Revise the data below by replacing each "avatar-gray-tile" with "avatar-tile-gray". Keep everything else unchanged.

• [Available records]
- - - -

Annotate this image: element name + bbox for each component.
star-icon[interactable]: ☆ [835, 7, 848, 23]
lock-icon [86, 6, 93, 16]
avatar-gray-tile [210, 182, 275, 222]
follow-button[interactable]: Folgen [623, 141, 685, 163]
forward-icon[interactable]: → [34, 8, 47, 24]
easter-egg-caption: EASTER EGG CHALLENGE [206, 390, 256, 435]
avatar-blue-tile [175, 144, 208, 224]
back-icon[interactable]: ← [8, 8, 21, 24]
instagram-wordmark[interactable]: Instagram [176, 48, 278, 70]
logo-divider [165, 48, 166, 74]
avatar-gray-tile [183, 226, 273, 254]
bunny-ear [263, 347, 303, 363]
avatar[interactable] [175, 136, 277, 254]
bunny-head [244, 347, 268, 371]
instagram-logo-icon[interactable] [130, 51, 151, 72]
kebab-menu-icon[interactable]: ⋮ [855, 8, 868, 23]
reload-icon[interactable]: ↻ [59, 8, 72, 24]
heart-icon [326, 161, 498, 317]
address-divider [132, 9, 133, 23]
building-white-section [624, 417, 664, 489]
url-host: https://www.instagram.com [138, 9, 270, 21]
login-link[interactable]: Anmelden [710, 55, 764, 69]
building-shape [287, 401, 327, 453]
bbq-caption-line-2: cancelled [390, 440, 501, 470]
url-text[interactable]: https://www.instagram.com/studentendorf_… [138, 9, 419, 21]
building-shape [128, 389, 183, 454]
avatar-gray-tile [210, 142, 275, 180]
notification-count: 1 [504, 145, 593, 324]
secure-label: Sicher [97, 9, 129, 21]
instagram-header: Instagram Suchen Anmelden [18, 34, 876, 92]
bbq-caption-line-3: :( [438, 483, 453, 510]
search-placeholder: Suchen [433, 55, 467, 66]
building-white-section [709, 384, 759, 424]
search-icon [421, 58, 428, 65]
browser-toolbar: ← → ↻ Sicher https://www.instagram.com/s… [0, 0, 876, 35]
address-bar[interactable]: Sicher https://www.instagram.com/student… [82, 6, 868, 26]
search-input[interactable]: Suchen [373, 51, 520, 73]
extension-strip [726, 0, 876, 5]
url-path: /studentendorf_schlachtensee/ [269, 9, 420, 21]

- - - -

• [Expected answer]
Annotate this image: element name + bbox for each component.
star-icon[interactable]: ☆ [835, 7, 848, 23]
lock-icon [86, 6, 93, 16]
avatar-tile-gray [210, 182, 275, 222]
follow-button[interactable]: Folgen [623, 141, 685, 163]
forward-icon[interactable]: → [34, 8, 47, 24]
easter-egg-caption: EASTER EGG CHALLENGE [206, 390, 256, 435]
avatar-blue-tile [175, 144, 208, 224]
back-icon[interactable]: ← [8, 8, 21, 24]
instagram-wordmark[interactable]: Instagram [176, 48, 278, 70]
logo-divider [165, 48, 166, 74]
avatar-tile-gray [183, 226, 273, 254]
bunny-ear [263, 347, 303, 363]
avatar[interactable] [175, 136, 277, 254]
bunny-head [244, 347, 268, 371]
instagram-logo-icon[interactable] [130, 51, 151, 72]
kebab-menu-icon[interactable]: ⋮ [855, 8, 868, 23]
reload-icon[interactable]: ↻ [59, 8, 72, 24]
heart-icon [326, 161, 498, 317]
address-divider [132, 9, 133, 23]
building-white-section [624, 417, 664, 489]
url-host: https://www.instagram.com [138, 9, 270, 21]
login-link[interactable]: Anmelden [710, 55, 764, 69]
building-shape [287, 401, 327, 453]
bbq-caption-line-2: cancelled [390, 440, 501, 470]
url-text[interactable]: https://www.instagram.com/studentendorf_… [138, 9, 419, 21]
building-shape [128, 389, 183, 454]
avatar-tile-gray [210, 142, 275, 180]
notification-count: 1 [504, 145, 593, 324]
secure-label: Sicher [97, 9, 129, 21]
instagram-header: Instagram Suchen Anmelden [18, 34, 876, 92]
bbq-caption-line-3: :( [438, 483, 453, 510]
search-placeholder: Suchen [433, 55, 467, 66]
building-white-section [709, 384, 759, 424]
search-icon [421, 58, 428, 65]
browser-toolbar: ← → ↻ Sicher https://www.instagram.com/s… [0, 0, 876, 35]
address-bar[interactable]: Sicher https://www.instagram.com/student… [82, 6, 868, 26]
search-input[interactable]: Suchen [373, 51, 520, 73]
extension-strip [726, 0, 876, 5]
url-path: /studentendorf_schlachtensee/ [269, 9, 420, 21]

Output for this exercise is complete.